Dataset entries
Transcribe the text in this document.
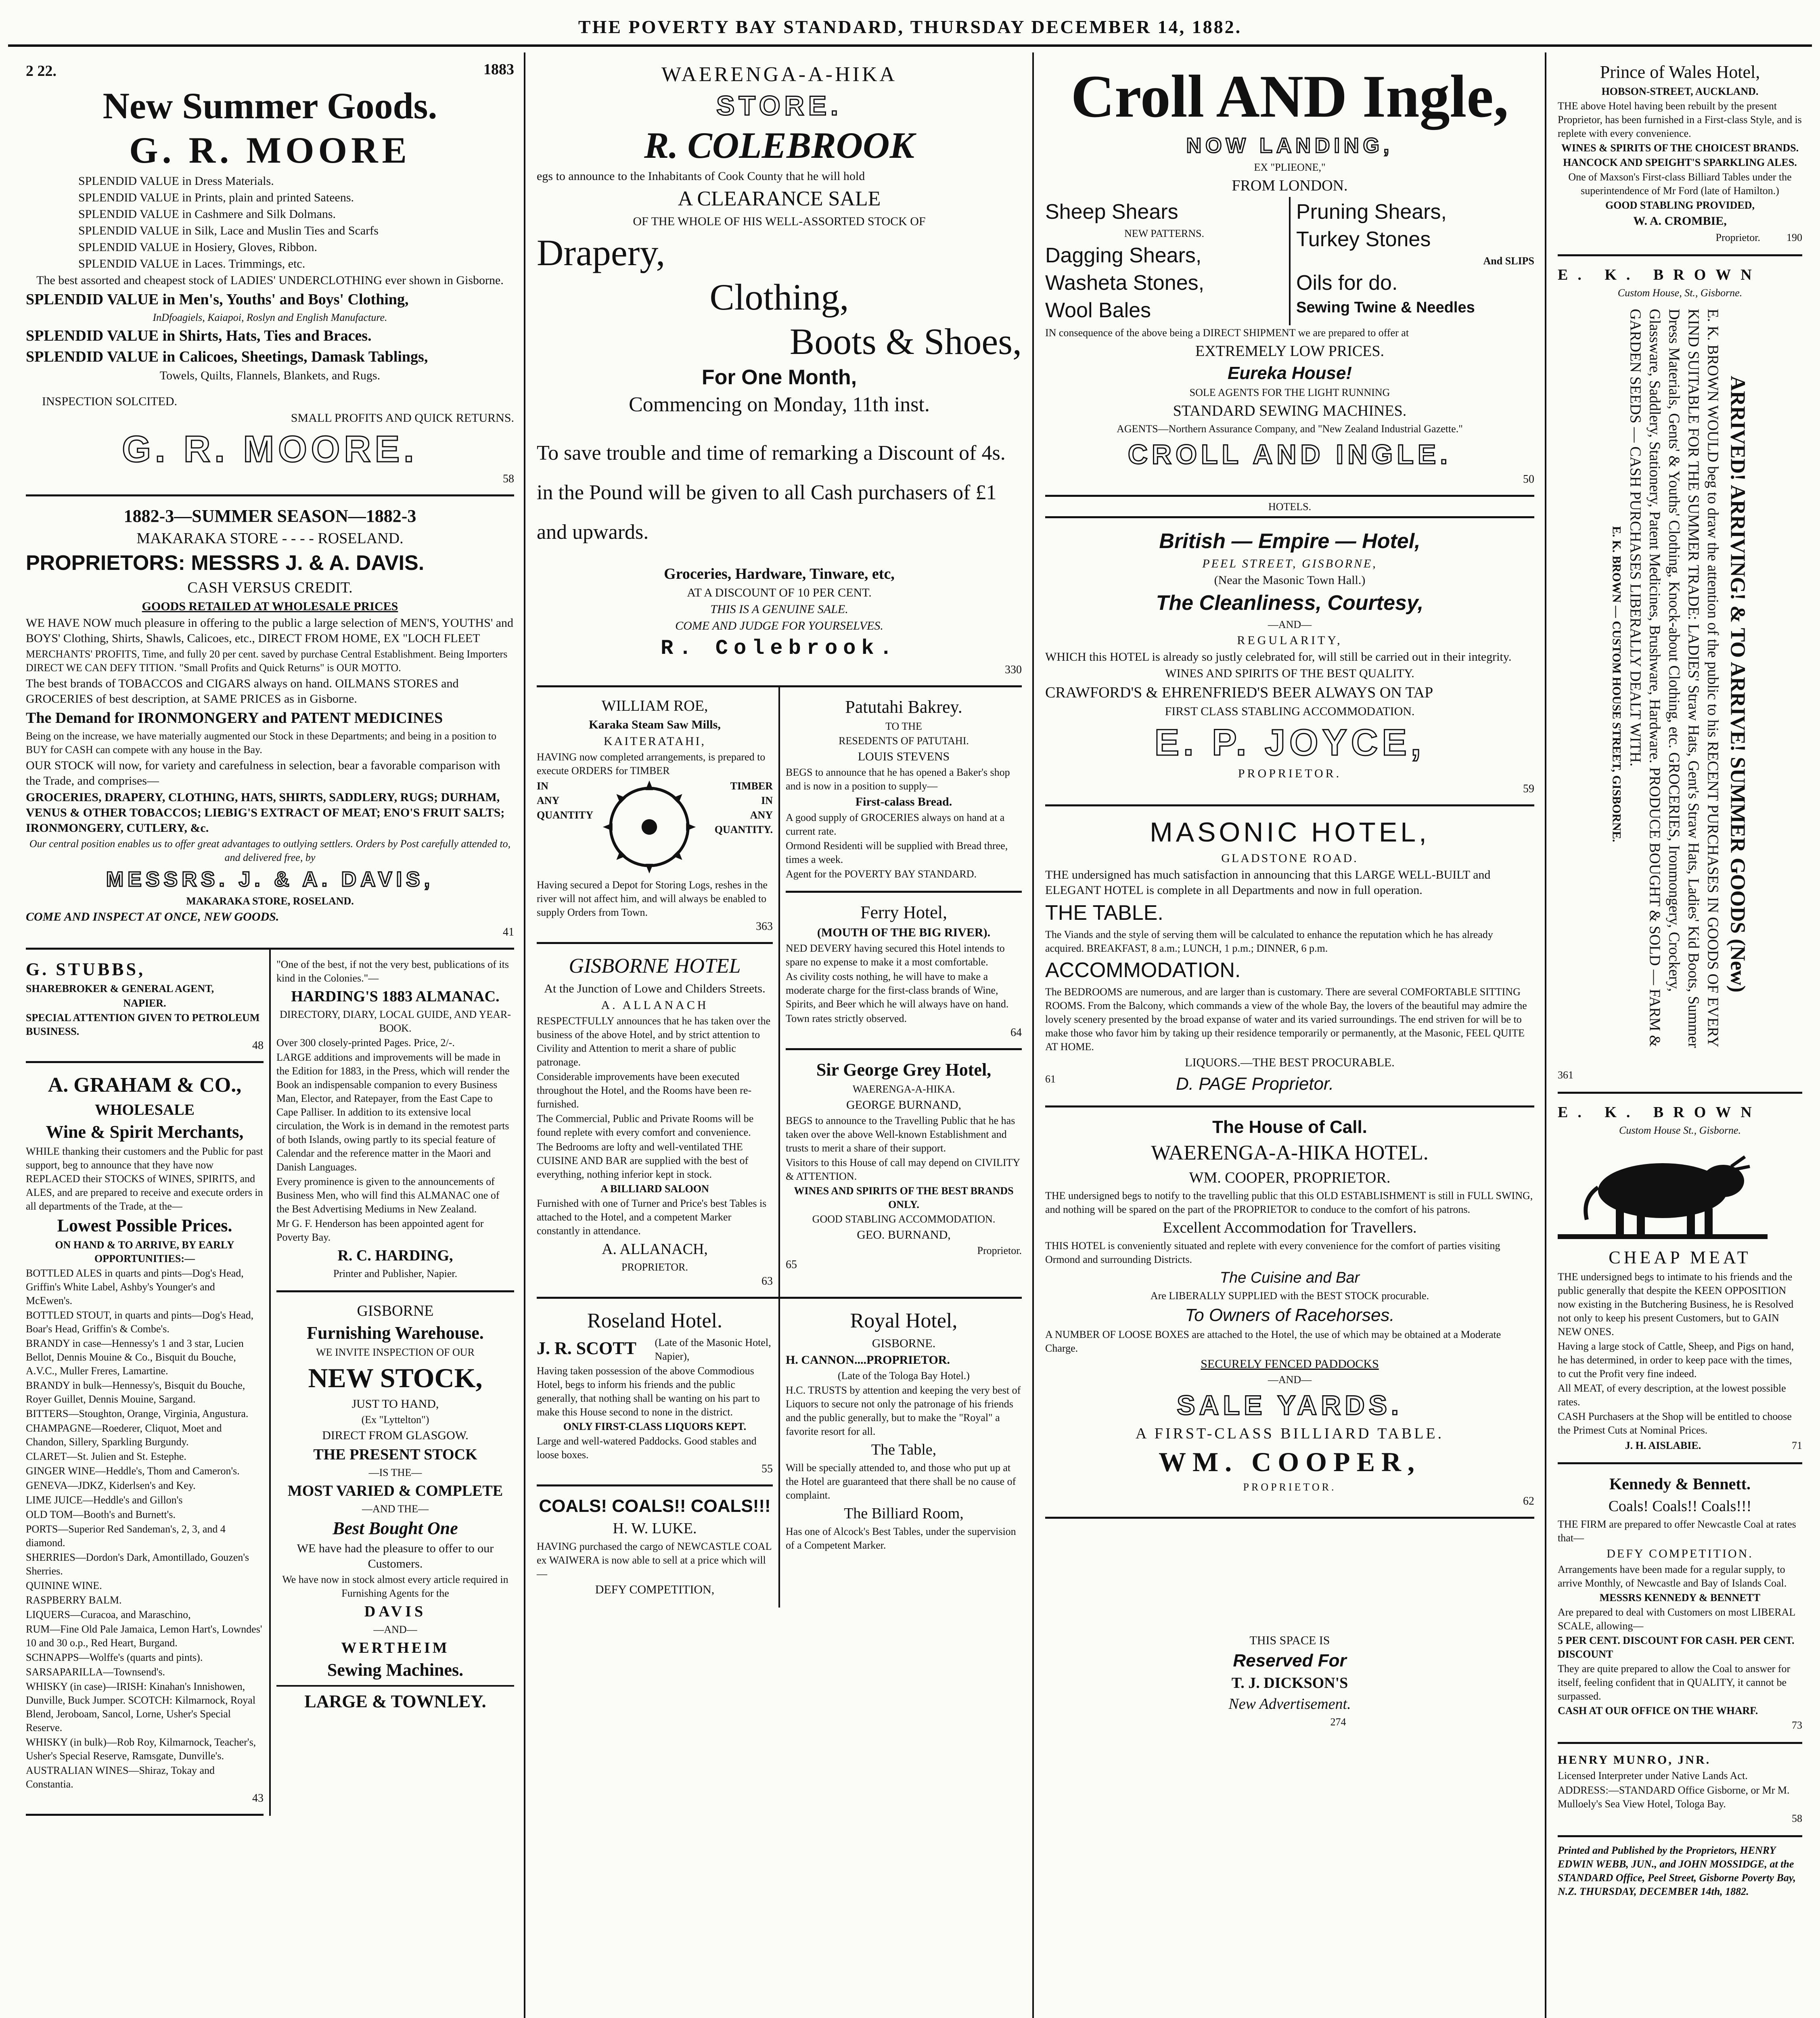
THE POVERTY BAY STANDARD, THURSDAY DECEMBER 14, 1882.
2 22.	1883
New Summer Goods.
G. R. MOORE
SPLENDID VALUE in Dress Materials.
SPLENDID VALUE in Prints, plain and printed Sateens.
SPLENDID VALUE in Cashmere and Silk Dolmans.
SPLENDID VALUE in Silk, Lace and Muslin Ties and Scarfs
SPLENDID VALUE in Hosiery, Gloves, Ribbon.
SPLENDID VALUE in Laces. Trimmings, etc.
The best assorted and cheapest stock of LADIES' UNDERCLOTHING ever shown in Gisborne.
SPLENDID VALUE in Men's, Youths' and Boys' Clothing,
InDfoagiels, Kaiapoi, Roslyn and English Manufacture.
SPLENDID VALUE in Shirts, Hats, Ties and Braces.
SPLENDID VALUE in Calicoes, Sheetings, Damask Tablings,
Towels, Quilts, Flannels, Blankets, and Rugs.
INSPECTION SOLCITED.
SMALL PROFITS AND QUICK RETURNS.
G. R. MOORE.
58
1882-3—SUMMER SEASON—1882-3
MAKARAKA STORE - - - - ROSELAND.
PROPRIETORS: MESSRS J. & A. DAVIS.
CASH VERSUS CREDIT.
GOODS RETAILED AT WHOLESALE PRICES
WE HAVE NOW much pleasure in offering to the public a large selection of MEN'S, YOUTHS' and BOYS' Clothing, Shirts, Shawls, Calicoes, etc., DIRECT FROM HOME, EX "LOCH FLEET
MERCHANTS' PROFITS, Time, and fully 20 per cent. saved by purchase Central Establishment. Being Importers DIRECT WE CAN DEFY TITION. "Small Profits and Quick Returns" is OUR MOTTO.
The best brands of TOBACCOS and CIGARS always on hand. OILMANS STORES and GROCERIES of best description, at SAME PRICES as in Gisborne.
The Demand for IRONMONGERY and PATENT MEDICINES
Being on the increase, we have materially augmented our Stock in these Departments; and being in a position to BUY for CASH can compete with any house in the Bay.
OUR STOCK will now, for variety and carefulness in selection, bear a favorable comparison with the Trade, and comprises—
GROCERIES, DRAPERY, CLOTHING, HATS, SHIRTS, SADDLERY, RUGS; DURHAM, VENUS & OTHER TOBACCOS; LIEBIG'S EXTRACT OF MEAT; ENO'S FRUIT SALTS; IRONMONGERY, CUTLERY, &c.
Our central position enables us to offer great advantages to outlying settlers. Orders by Post carefully attended to, and delivered free, by
MESSRS. J. & A. DAVIS,
MAKARAKA STORE, ROSELAND.
COME AND INSPECT AT ONCE, NEW GOODS.
41
G. STUBBS,
SHAREBROKER & GENERAL AGENT,
NAPIER.
SPECIAL ATTENTION GIVEN TO PETROLEUM BUSINESS.
48
A. GRAHAM & CO.,
WHOLESALE
Wine & Spirit Merchants,
WHILE thanking their customers and the Public for past support, beg to announce that they have now REPLACED their STOCKS of WINES, SPIRITS, and ALES, and are prepared to receive and execute orders in all departments of the Trade, at the—
Lowest Possible Prices.
ON HAND & TO ARRIVE, BY EARLY OPPORTUNITIES:—
BOTTLED ALES in quarts and pints—Dog's Head, Griffin's White Label, Ashby's Younger's and McEwen's.
BOTTLED STOUT, in quarts and pints—Dog's Head, Boar's Head, Griffin's & Combe's.
BRANDY in case—Hennessy's 1 and 3 star, Lucien Bellot, Dennis Mouine & Co., Bisquit du Bouche, A.V.C., Muller Freres, Lamartine.
BRANDY in bulk—Hennessy's, Bisquit du Bouche, Royer Guillet, Dennis Mouine, Sargand.
BITTERS—Stoughton, Orange, Virginia, Angustura.
CHAMPAGNE—Roederer, Cliquot, Moet and Chandon, Sillery, Sparkling Burgundy.
CLARET—St. Julien and St. Estephe.
GINGER WINE—Heddle's, Thom and Cameron's.
GENEVA—JDKZ, Kiderlsen's and Key.
LIME JUICE—Heddle's and Gillon's
OLD TOM—Booth's and Burnett's.
PORTS—Superior Red Sandeman's, 2, 3, and 4 diamond.
SHERRIES—Dordon's Dark, Amontillado, Gouzen's Sherries.
QUININE WINE.
RASPBERRY BALM.
LIQUERS—Curacoa, and Maraschino,
RUM—Fine Old Pale Jamaica, Lemon Hart's, Lowndes' 10 and 30 o.p., Red Heart, Burgand.
SCHNAPPS—Wolffe's (quarts and pints).
SARSAPARILLA—Townsend's.
WHISKY (in case)—IRISH: Kinahan's Innishowen, Dunville, Buck Jumper. SCOTCH: Kilmarnock, Royal Blend, Jeroboam, Sancol, Lorne, Usher's Special Reserve.
WHISKY (in bulk)—Rob Roy, Kilmarnock, Teacher's, Usher's Special Reserve, Ramsgate, Dunville's.
AUSTRALIAN WINES—Shiraz, Tokay and Constantia.
43
"One of the best, if not the very best, publications of its kind in the Colonies."—
HARDING'S 1883 ALMANAC.
DIRECTORY, DIARY, LOCAL GUIDE, AND YEAR-BOOK.
Over 300 closely-printed Pages. Price, 2/-.
LARGE additions and improvements will be made in the Edition for 1883, in the Press, which will render the Book an indispensable companion to every Business Man, Elector, and Ratepayer, from the East Cape to Cape Palliser. In addition to its extensive local circulation, the Work is in demand in the remotest parts of both Islands, owing partly to its special feature of Calendar and the reference matter in the Maori and Danish Languages.
Every prominence is given to the announcements of Business Men, who will find this ALMANAC one of the Best Advertising Mediums in New Zealand.
Mr G. F. Henderson has been appointed agent for Poverty Bay.
R. C. HARDING,
Printer and Publisher, Napier.
GISBORNE
Furnishing Warehouse.
WE INVITE INSPECTION OF OUR
NEW STOCK,
JUST TO HAND,
(Ex "Lyttelton")
DIRECT FROM GLASGOW.
THE PRESENT STOCK
—IS THE—
MOST VARIED & COMPLETE
—AND THE—
Best Bought One
WE have had the pleasure to offer to our Customers.
We have now in stock almost every article required in Furnishing Agents for the
DAVIS
—AND—
WERTHEIM
Sewing Machines.
LARGE & TOWNLEY.
WAERENGA-A-HIKA
STORE.
R. COLEBROOK
egs to announce to the Inhabitants of Cook County that he will hold
A CLEARANCE SALE
OF THE WHOLE OF HIS WELL-ASSORTED STOCK OF
Drapery,
Clothing,
Boots & Shoes,
For One Month,
Commencing on Monday, 11th inst.
To save trouble and time of remarking a Discount of 4s. in the Pound will be given to all Cash purchasers of £1 and upwards.
Groceries, Hardware, Tinware, etc,
AT A DISCOUNT OF 10 PER CENT.
THIS IS A GENUINE SALE.
COME AND JUDGE FOR YOURSELVES.
R. Colebrook.
330
WILLIAM ROE,
Karaka Steam Saw Mills,
KAITERATAHI,
HAVING now completed arrangements, is prepared to execute ORDERS for TIMBER
IN
ANY
QUANTITY
TIMBER
IN
ANY
QUANTITY.
Having secured a Depot for Storing Logs, reshes in the river will not affect him, and will always be enabled to supply Orders from Town.
363
GISBORNE HOTEL
At the Junction of Lowe and Childers Streets.
A. ALLANACH
RESPECTFULLY announces that he has taken over the business of the above Hotel, and by strict attention to Civility and Attention to merit a share of public patronage.
Considerable improvements have been executed throughout the Hotel, and the Rooms have been re-furnished.
The Commercial, Public and Private Rooms will be found replete with every comfort and convenience.
The Bedrooms are lofty and well-ventilated THE CUISINE AND BAR are supplied with the best of everything, nothing inferior kept in stock.
A BILLIARD SALOON
Furnished with one of Turner and Price's best Tables is attached to the Hotel, and a competent Marker constantly in attendance.
A. ALLANACH,
PROPRIETOR.
63
Patutahi Bakrey.
TO THE
RESEDENTS OF PATUTAHI.
LOUIS STEVENS
BEGS to announce that he has opened a Baker's shop and is now in a position to supply—
First-calass Bread.
A good supply of GROCERIES always on hand at a current rate.
Ormond Residenti will be supplied with Bread three, times a week.
Agent for the POVERTY BAY STANDARD.
Ferry Hotel,
(MOUTH OF THE BIG RIVER).
NED DEVERY having secured this Hotel intends to spare no expense to make it a most comfortable.
As civility costs nothing, he will have to make a moderate charge for the first-class brands of Wine, Spirits, and Beer which he will always have on hand.
Town rates strictly observed.
64
Sir George Grey Hotel,
WAERENGA-A-HIKA.
GEORGE BURNAND,
BEGS to announce to the Travelling Public that he has taken over the above Well-known Establishment and trusts to merit a share of their support.
Visitors to this House of call may depend on CIVILITY & ATTENTION.
WINES AND SPIRITS OF THE BEST BRANDS ONLY.
GOOD STABLING ACCOMMODATION.
GEO. BURNAND,
Proprietor.
65
Roseland Hotel.
J. R. SCOTT	(Late of the Masonic Hotel, Napier),
Having taken possession of the above Commodious Hotel, begs to inform his friends and the public generally, that nothing shall be wanting on his part to make this House second to none in the district.
ONLY FIRST-CLASS LIQUORS KEPT.
Large and well-watered Paddocks. Good stables and loose boxes.
55
COALS! COALS!! COALS!!!
H. W. LUKE.
HAVING purchased the cargo of NEWCASTLE COAL ex WAIWERA is now able to sell at a price which will—
DEFY COMPETITION,
Royal Hotel,
GISBORNE.
H. CANNON....PROPRIETOR.
(Late of the Tologa Bay Hotel.)
H.C. TRUSTS by attention and keeping the very best of Liquors to secure not only the patronage of his friends and the public generally, but to make the "Royal" a favorite resort for all.
The Table,
Will be specially attended to, and those who put up at the Hotel are guaranteed that there shall be no cause of complaint.
The Billiard Room,
Has one of Alcock's Best Tables, under the supervision of a Competent Marker.
Croll AND Ingle,
NOW LANDING,
EX "PLIEONE,"
FROM LONDON.
Sheep Shears
NEW PATTERNS.
Dagging Shears,
Washeta Stones,
Wool Bales
Pruning Shears,
Turkey Stones
And SLIPS
Oils for do.
Sewing Twine & Needles
IN consequence of the above being a DIRECT SHIPMENT we are prepared to offer at
EXTREMELY LOW PRICES.
Eureka House!
SOLE AGENTS FOR THE LIGHT RUNNING
STANDARD SEWING MACHINES.
AGENTS—Northern Assurance Company, and "New Zealand Industrial Gazette."
CROLL AND INGLE.
50
HOTELS.
British — Empire — Hotel,
PEEL STREET, GISBORNE,
(Near the Masonic Town Hall.)
The Cleanliness, Courtesy,
—AND—
REGULARITY,
WHICH this HOTEL is already so justly celebrated for, will still be carried out in their integrity.
WINES AND SPIRITS OF THE BEST QUALITY.
CRAWFORD'S & EHRENFRIED'S BEER ALWAYS ON TAP
FIRST CLASS STABLING ACCOMMODATION.
E. P. JOYCE,
PROPRIETOR.
59
MASONIC HOTEL,
GLADSTONE ROAD.
THE undersigned has much satisfaction in announcing that this LARGE WELL-BUILT and ELEGANT HOTEL is complete in all Departments and now in full operation.
THE TABLE.
The Viands and the style of serving them will be calculated to enhance the reputation which he has already acquired. BREAKFAST, 8 a.m.; LUNCH, 1 p.m.; DINNER, 6 p.m.
ACCOMMODATION.
The BEDROOMS are numerous, and are larger than is customary. There are several COMFORTABLE SITTING ROOMS. From the Balcony, which commands a view of the whole Bay, the lovers of the beautiful may admire the lovely scenery presented by the broad expanse of water and its varied surroundings. The end striven for will be to make those who favor him by taking up their residence temporarily or permanently, at the Masonic, FEEL QUITE AT HOME.
LIQUORS.—THE BEST PROCURABLE.
61	D. PAGE Proprietor.
The House of Call.
WAERENGA-A-HIKA HOTEL.
WM. COOPER, PROPRIETOR.
THE undersigned begs to notify to the travelling public that this OLD ESTABLISHMENT is still in FULL SWING, and nothing will be spared on the part of the PROPRIETOR to conduce to the comfort of his patrons.
Excellent Accommodation for Travellers.
THIS HOTEL is conveniently situated and replete with every convenience for the comfort of parties visiting Ormond and surrounding Districts.
The Cuisine and Bar
Are LIBERALLY SUPPLIED with the BEST STOCK procurable.
To Owners of Racehorses.
A NUMBER OF LOOSE BOXES are attached to the Hotel, the use of which may be obtained at a Moderate Charge.
SECURELY FENCED PADDOCKS
—AND—
SALE YARDS.
A FIRST-CLASS BILLIARD TABLE.
WM. COOPER,
PROPRIETOR.
62
THIS SPACE IS
Reserved For
T. J. DICKSON'S
New Advertisement.
274
Prince of Wales Hotel,
HOBSON-STREET, AUCKLAND.
THE above Hotel having been rebuilt by the present Proprietor, has been furnished in a First-class Style, and is replete with every convenience.
WINES & SPIRITS OF THE CHOICEST BRANDS.
HANCOCK AND SPEIGHT'S SPARKLING ALES.
One of Maxson's First-class Billiard Tables under the superintendence of Mr Ford (late of Hamilton.)
GOOD STABLING PROVIDED,
W. A. CROMBIE,
Proprietor.	190
E. K. BROWN
Custom House, St., Gisborne.
ARRIVED! ARRIVING! & TO ARRIVE! SUMMER GOODS (New)
E. K. BROWN WOULD beg to draw the attention of the public to his RECENT PURCHASES IN GOODS OF EVERY KIND SUITABLE FOR THE SUMMER TRADE: LADIES' Straw Hats, Gent's Straw Hats, Ladies' Kid Boots, Summer Dress Materials, Gents' & Youths' Clothing, Knock-about Clothing, etc. GROCERIES, Ironmongery, Crockery, Glassware, Saddlery, Stationery, Patent Medicines, Brushware, Hardware. PRODUCE BOUGHT & SOLD — FARM & GARDEN SEEDS — CASH PURCHASES LIBERALLY DEALT WITH.
E. K. BROWN — CUSTOM HOUSE STREET, GISBORNE.
361
E. K. BROWN
Custom House St., Gisborne.
CHEAP MEAT
THE undersigned begs to intimate to his friends and the public generally that despite the KEEN OPPOSITION now existing in the Butchering Business, he is Resolved not only to keep his present Customers, but to GAIN NEW ONES.
Having a large stock of Cattle, Sheep, and Pigs on hand, he has determined, in order to keep pace with the times, to cut the Profit very fine indeed.
All MEAT, of every description, at the lowest possible rates.
CASH Purchasers at the Shop will be entitled to choose the Primest Cuts at Nominal Prices.
J. H. AISLABIE.	71
Kennedy & Bennett.
Coals! Coals!! Coals!!!
THE FIRM are prepared to offer Newcastle Coal at rates that—
DEFY COMPETITION.
Arrangements have been made for a regular supply, to arrive Monthly, of Newcastle and Bay of Islands Coal.
MESSRS KENNEDY & BENNETT
Are prepared to deal with Customers on most LIBERAL SCALE, allowing—
5 PER CENT. DISCOUNT FOR CASH. PER CENT. DISCOUNT
They are quite prepared to allow the Coal to answer for itself, feeling confident that in QUALITY, it cannot be surpassed.
CASH AT OUR OFFICE ON THE WHARF.
73
HENRY MUNRO, JNR.
Licensed Interpreter under Native Lands Act.
ADDRESS:—STANDARD Office Gisborne, or Mr M. Mulloely's Sea View Hotel, Tologa Bay.
58
Printed and Published by the Proprietors, HENRY EDWIN WEBB, JUN., and JOHN MOSSIDGE, at the STANDARD Office, Peel Street, Gisborne Poverty Bay, N.Z. THURSDAY, DECEMBER 14th, 1882.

Instruction
Check each line above for the word "support", and copy the lines where it appears.

Answer to the task
WHILE thanking their customers and the Public for past support, beg to announce that they have now REPLACED their STOCKS of WINES, SPIRITS, and ALES, and are prepared to receive and execute orders in all departments of the Trade, at the—
BEGS to announce to the Travelling Public that he has taken over the above Well-known Establishment and trusts to merit a share of their support.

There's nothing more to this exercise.